Dataset rows about figures

· · · ·

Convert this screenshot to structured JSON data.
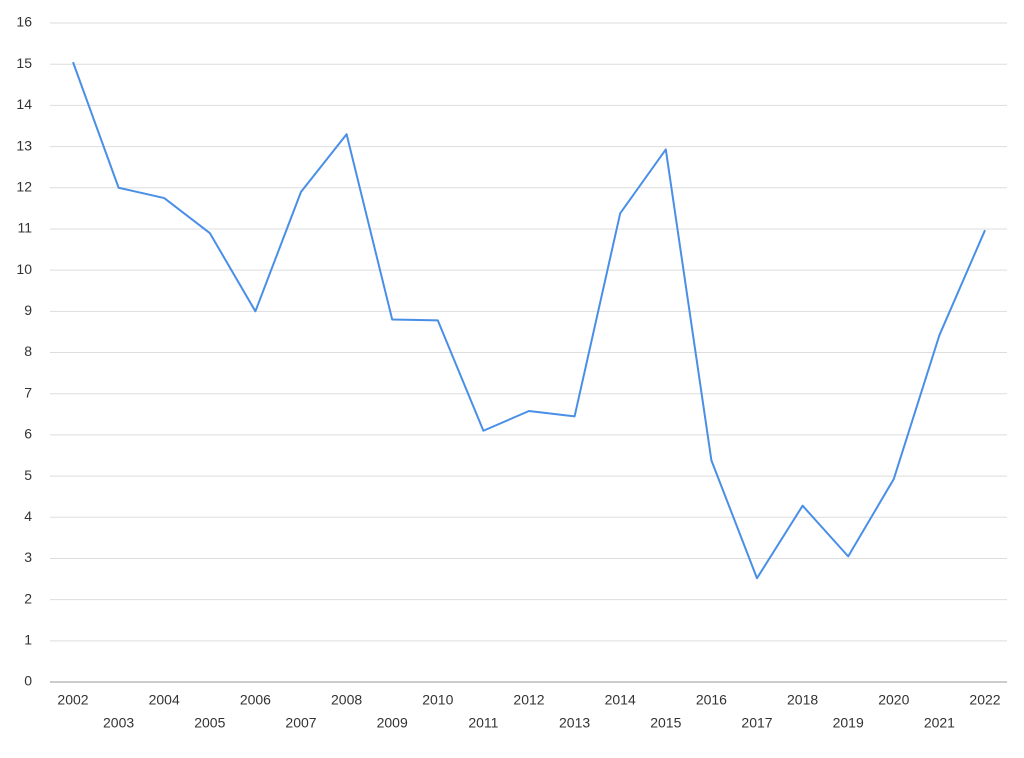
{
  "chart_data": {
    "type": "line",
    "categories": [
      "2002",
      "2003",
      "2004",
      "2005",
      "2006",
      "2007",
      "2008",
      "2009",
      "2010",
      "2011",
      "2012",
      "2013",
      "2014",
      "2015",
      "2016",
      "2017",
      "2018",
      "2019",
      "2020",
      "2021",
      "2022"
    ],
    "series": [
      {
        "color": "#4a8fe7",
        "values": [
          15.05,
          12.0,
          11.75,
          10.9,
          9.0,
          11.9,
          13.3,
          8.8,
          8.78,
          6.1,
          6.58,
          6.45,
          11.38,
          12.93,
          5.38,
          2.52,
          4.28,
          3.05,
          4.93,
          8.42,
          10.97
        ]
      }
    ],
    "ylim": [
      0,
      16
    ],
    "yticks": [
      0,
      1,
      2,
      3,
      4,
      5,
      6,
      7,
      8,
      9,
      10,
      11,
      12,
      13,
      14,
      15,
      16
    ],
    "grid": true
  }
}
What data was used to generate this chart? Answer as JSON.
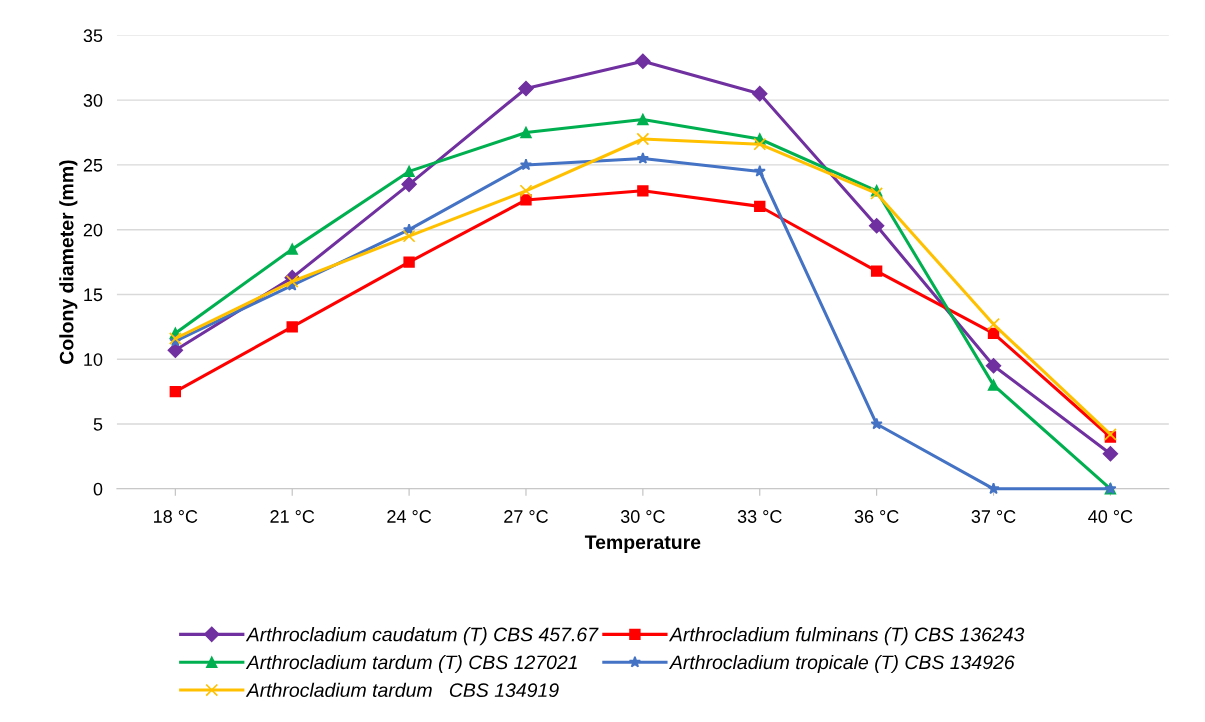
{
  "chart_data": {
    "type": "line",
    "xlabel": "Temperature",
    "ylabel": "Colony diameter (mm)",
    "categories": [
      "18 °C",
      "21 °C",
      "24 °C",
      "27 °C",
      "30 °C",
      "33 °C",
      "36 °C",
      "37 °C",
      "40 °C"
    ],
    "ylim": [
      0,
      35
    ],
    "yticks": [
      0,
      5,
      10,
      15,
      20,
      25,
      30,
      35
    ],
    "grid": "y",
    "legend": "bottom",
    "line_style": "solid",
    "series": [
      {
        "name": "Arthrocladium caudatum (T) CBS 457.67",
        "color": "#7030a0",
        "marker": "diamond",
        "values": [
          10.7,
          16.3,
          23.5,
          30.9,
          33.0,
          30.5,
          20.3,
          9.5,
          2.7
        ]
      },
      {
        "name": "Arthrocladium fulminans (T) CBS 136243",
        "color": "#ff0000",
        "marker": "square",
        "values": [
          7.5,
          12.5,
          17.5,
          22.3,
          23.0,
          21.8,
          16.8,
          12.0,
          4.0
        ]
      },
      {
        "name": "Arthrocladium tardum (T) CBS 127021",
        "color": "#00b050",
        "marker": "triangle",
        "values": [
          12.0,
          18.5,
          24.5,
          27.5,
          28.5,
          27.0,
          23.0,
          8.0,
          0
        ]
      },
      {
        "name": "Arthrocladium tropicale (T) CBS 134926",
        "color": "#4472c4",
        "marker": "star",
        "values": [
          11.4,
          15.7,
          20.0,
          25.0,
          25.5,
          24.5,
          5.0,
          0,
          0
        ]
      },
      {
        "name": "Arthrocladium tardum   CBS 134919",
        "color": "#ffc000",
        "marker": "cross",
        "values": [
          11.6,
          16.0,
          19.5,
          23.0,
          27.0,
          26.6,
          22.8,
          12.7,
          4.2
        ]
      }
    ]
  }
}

· · · ·

◆ WORK TO BE COMPLETED
State the number of lines in the preceding entries that include the word "marker". Provide nothing else.

◆ ANSWER
5